### Task instructions
Pull every line that holds the word "relative" from the entries.

### Provided material
○ ○ ○ ○ ○
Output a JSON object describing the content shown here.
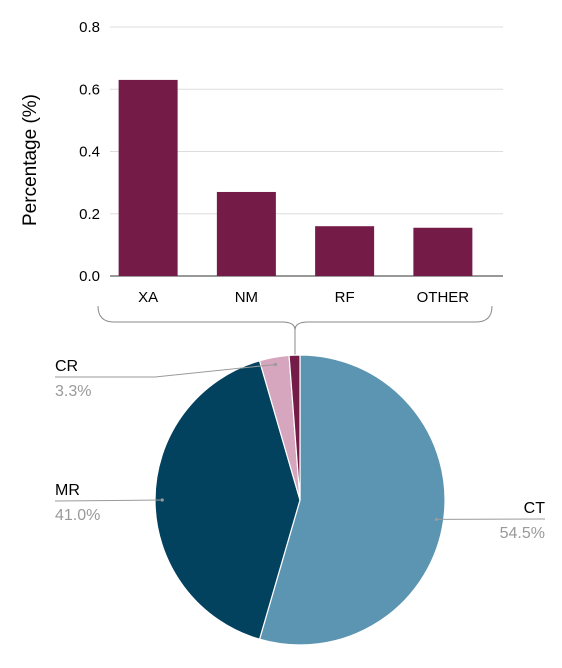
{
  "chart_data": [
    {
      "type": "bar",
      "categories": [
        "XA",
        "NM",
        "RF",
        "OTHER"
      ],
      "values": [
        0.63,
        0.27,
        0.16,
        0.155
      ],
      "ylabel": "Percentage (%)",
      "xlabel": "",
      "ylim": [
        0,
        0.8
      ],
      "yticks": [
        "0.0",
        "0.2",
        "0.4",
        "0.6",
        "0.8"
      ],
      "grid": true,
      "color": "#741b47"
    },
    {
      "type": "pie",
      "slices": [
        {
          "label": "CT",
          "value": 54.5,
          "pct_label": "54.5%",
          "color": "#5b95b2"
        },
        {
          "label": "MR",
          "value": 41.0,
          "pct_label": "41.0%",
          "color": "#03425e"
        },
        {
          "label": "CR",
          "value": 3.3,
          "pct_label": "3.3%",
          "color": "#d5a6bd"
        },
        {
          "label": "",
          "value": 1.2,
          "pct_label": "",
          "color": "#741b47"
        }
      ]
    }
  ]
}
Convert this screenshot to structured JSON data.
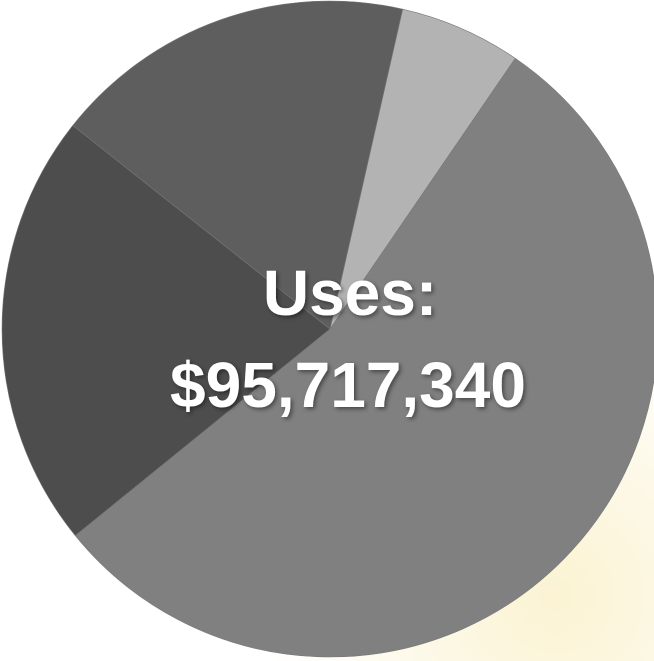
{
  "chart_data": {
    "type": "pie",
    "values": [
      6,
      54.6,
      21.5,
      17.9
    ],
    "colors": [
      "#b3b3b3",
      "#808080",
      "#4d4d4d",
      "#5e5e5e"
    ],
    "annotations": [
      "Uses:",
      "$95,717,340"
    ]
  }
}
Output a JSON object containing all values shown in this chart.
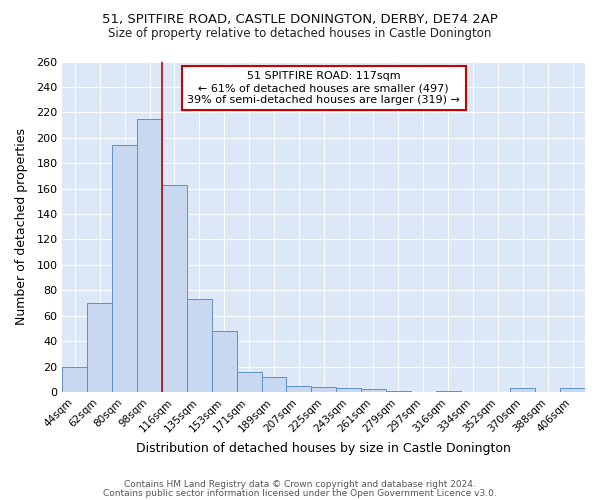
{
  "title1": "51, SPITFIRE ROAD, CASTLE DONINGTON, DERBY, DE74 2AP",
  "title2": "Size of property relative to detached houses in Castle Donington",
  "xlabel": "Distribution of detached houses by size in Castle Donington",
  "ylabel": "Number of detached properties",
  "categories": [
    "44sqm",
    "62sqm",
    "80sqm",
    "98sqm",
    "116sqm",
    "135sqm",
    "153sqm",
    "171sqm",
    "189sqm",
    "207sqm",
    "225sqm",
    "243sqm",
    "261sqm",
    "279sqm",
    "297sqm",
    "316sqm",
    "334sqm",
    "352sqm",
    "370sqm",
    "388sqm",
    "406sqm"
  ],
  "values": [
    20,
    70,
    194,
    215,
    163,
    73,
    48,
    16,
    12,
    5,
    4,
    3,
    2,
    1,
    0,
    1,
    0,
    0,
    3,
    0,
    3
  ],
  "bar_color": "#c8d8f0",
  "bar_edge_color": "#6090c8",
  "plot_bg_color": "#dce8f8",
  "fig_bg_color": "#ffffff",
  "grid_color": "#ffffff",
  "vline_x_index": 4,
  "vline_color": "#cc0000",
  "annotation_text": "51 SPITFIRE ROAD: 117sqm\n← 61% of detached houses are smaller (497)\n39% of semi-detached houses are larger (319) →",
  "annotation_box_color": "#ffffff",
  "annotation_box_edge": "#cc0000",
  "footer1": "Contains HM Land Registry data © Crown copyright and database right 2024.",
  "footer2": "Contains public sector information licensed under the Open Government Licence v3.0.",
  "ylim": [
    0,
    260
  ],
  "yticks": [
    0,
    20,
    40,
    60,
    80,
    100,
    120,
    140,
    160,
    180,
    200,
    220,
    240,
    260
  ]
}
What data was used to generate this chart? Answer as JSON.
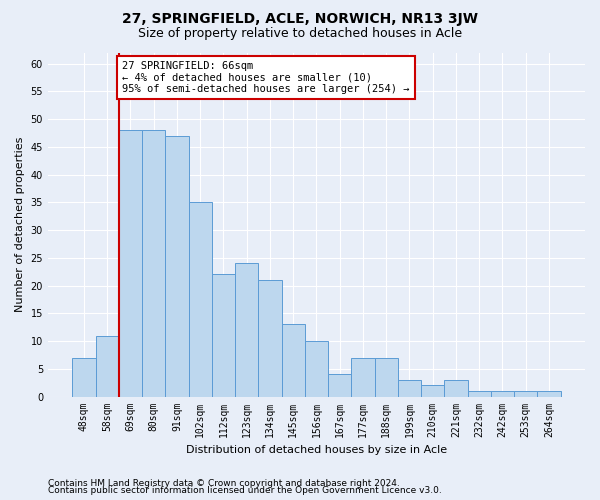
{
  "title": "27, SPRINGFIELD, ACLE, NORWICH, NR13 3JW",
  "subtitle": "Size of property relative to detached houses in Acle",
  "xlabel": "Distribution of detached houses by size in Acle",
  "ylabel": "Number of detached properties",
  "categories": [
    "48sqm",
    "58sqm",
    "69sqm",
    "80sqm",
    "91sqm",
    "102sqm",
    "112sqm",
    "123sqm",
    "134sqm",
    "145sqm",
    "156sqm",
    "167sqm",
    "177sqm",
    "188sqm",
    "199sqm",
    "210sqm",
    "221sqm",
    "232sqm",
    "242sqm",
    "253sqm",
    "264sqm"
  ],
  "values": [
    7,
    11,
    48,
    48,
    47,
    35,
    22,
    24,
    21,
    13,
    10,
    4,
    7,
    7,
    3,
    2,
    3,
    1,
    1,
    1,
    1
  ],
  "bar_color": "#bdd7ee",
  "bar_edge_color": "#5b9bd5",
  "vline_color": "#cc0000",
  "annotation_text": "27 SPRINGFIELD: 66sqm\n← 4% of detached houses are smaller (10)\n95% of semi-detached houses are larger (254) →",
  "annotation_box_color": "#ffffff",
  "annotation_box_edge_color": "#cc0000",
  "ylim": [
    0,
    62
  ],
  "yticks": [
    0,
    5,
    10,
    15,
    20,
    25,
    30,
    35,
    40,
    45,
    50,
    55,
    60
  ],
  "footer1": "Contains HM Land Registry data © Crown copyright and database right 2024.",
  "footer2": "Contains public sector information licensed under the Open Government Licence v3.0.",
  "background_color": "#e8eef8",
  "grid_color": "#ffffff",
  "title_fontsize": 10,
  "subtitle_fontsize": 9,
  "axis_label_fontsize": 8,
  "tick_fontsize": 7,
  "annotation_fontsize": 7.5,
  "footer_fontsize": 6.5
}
○ ○ ○ ○ ○
### Result for this task
  "title2": "Size of property relative to detached houses in Castle Donington",
  "subtitle": "Size of property relative to detached houses in Acle",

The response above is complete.